## Exercise prompt
Drop every picture and give the entries back exactly.
* Begin Material to process *
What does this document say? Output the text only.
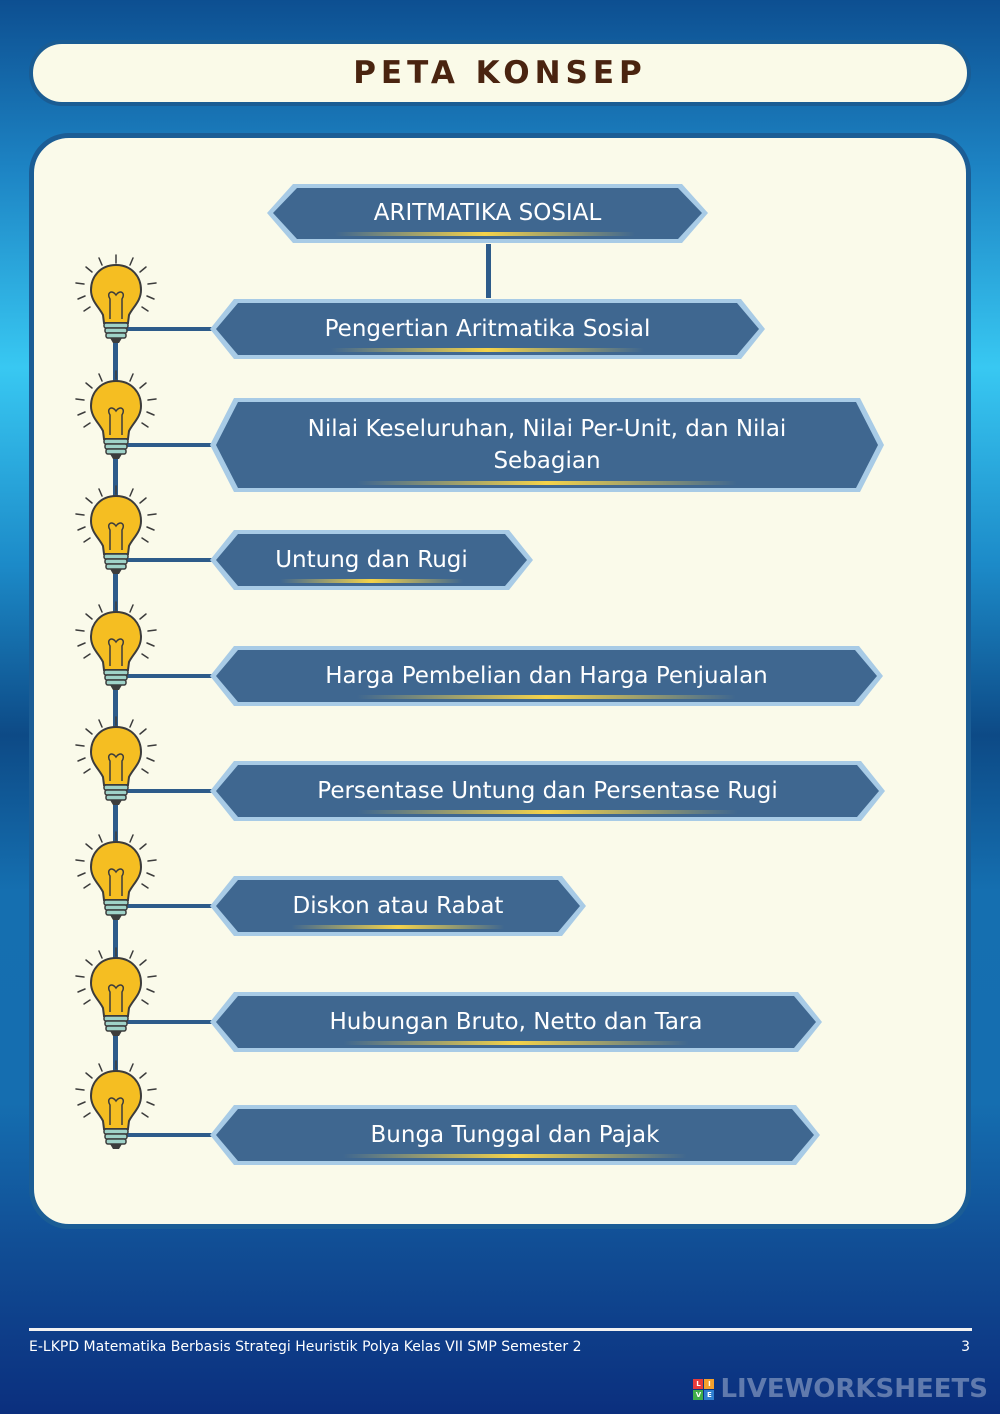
PETA KONSEP
ARITMATIKA SOSIAL
Pengertian Aritmatika Sosial
Nilai Keseluruhan, Nilai Per-Unit, dan Nilai Sebagian
Untung dan Rugi
Harga Pembelian dan Harga Penjualan
Persentase Untung dan Persentase Rugi
Diskon atau Rabat
Hubungan Bruto, Netto dan Tara
Bunga Tunggal dan Pajak
E-LKPD Matematika Berbasis Strategi Heuristik Polya Kelas VII SMP Semester 2	3
L	I
V E LIVEWORKSHEETS
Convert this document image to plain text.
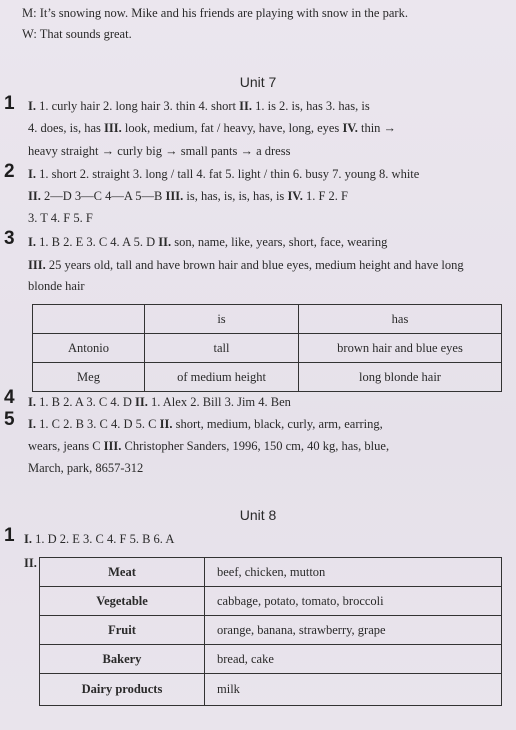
M: It’s snowing now. Mike and his friends are playing with snow in the park.
W: That sounds great.
Unit 7
1 I. 1. curly hair 2. long hair 3. thin 4. short II. 1. is 2. is, has 3. has, is
4. does, is, has III. look, medium, fat / heavy, have, long, eyes IV. thin →
heavy straight → curly big → small pants → a dress
2 I. 1. short 2. straight 3. long / tall 4. fat 5. light / thin 6. busy 7. young 8. white
II. 2—D 3—C 4—A 5—B III. is, has, is, is, has, is IV. 1. F 2. F
3. T 4. F 5. F
3 I. 1. B 2. E 3. C 4. A 5. D II. son, name, like, years, short, face, wearing
III. 25 years old, tall and have brown hair and blue eyes, medium height and have long
blonde hair
	is	has
Antonio	tall	brown hair and blue eyes
Meg	of medium height	long blonde hair
4 I. 1. B 2. A 3. C 4. D II. 1. Alex 2. Bill 3. Jim 4. Ben
5 I. 1. C 2. B 3. C 4. D 5. C II. short, medium, black, curly, arm, earring,
wears, jeans C III. Christopher Sanders, 1996, 150 cm, 40 kg, has, blue,
March, park, 8657-312
Unit 8
1 I. 1. D 2. E 3. C 4. F 5. B 6. A
II.
Meat	beef, chicken, mutton
Vegetable	cabbage, potato, tomato, broccoli
Fruit	orange, banana, strawberry, grape
Bakery	bread, cake
Dairy products	milk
* End Material to process *
## Answer for this exercise
What does this document say? Output the text only.
PETA KONSEP
ARITMATIKA SOSIAL
Pengertian Aritmatika Sosial
Nilai Keseluruhan, Nilai Per-Unit, dan Nilai Sebagian
Untung dan Rugi
Harga Pembelian dan Harga Penjualan
Persentase Untung dan Persentase Rugi
Diskon atau Rabat
Hubungan Bruto, Netto dan Tara
Bunga Tunggal dan Pajak
E-LKPD Matematika Berbasis Strategi Heuristik Polya Kelas VII SMP Semester 2	3
L	I
V E LIVEWORKSHEETS
Convert this document image to plain text.
M: It’s snowing now. Mike and his friends are playing with snow in the park.
W: That sounds great.
Unit 7
1 I. 1. curly hair 2. long hair 3. thin 4. short II. 1. is 2. is, has 3. has, is
4. does, is, has III. look, medium, fat / heavy, have, long, eyes IV. thin →
heavy straight → curly big → small pants → a dress
2 I. 1. short 2. straight 3. long / tall 4. fat 5. light / thin 6. busy 7. young 8. white
II. 2—D 3—C 4—A 5—B III. is, has, is, is, has, is IV. 1. F 2. F
3. T 4. F 5. F
3 I. 1. B 2. E 3. C 4. A 5. D II. son, name, like, years, short, face, wearing
III. 25 years old, tall and have brown hair and blue eyes, medium height and have long
blonde hair
	is	has
Antonio	tall	brown hair and blue eyes
Meg	of medium height	long blonde hair
4 I. 1. B 2. A 3. C 4. D II. 1. Alex 2. Bill 3. Jim 4. Ben
5 I. 1. C 2. B 3. C 4. D 5. C II. short, medium, black, curly, arm, earring,
wears, jeans C III. Christopher Sanders, 1996, 150 cm, 40 kg, has, blue,
March, park, 8657-312
Unit 8
1 I. 1. D 2. E 3. C 4. F 5. B 6. A
II.
Meat	beef, chicken, mutton
Vegetable	cabbage, potato, tomato, broccoli
Fruit	orange, banana, strawberry, grape
Bakery	bread, cake
Dairy products	milk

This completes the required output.